■ **Supplied data**
____
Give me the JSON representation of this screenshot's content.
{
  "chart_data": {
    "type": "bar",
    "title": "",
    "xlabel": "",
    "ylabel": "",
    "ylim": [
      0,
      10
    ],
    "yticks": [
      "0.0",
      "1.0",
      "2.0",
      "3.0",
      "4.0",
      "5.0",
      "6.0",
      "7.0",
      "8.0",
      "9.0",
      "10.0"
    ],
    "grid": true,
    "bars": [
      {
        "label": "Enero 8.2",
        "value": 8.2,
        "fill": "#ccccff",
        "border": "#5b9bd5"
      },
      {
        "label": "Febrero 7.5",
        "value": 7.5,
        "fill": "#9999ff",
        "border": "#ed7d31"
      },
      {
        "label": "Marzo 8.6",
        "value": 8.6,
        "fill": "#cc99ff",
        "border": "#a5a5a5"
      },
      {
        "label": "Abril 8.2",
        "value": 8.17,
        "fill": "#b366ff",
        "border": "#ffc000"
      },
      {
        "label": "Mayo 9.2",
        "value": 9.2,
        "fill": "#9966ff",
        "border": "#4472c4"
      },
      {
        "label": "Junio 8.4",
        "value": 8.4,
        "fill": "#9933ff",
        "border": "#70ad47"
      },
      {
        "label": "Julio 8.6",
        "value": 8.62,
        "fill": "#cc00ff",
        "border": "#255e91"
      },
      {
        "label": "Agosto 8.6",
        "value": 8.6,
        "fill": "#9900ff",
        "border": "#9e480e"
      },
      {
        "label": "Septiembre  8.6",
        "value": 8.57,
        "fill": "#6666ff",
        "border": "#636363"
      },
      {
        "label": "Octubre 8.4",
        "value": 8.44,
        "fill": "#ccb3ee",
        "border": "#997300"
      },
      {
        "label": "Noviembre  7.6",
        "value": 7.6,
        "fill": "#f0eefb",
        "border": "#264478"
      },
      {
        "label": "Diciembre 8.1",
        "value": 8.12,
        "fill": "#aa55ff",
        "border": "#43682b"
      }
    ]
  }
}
____
■ **Task to carry out**
Check each line of the records for "value" and copy the ones that contain it.

■ **Full response**
        "value": 8.2,
        "value": 7.5,
        "value": 8.6,
        "value": 8.17,
        "value": 9.2,
        "value": 8.4,
        "value": 8.62,
        "value": 8.6,
        "value": 8.57,
        "value": 8.44,
        "value": 7.6,
        "value": 8.12,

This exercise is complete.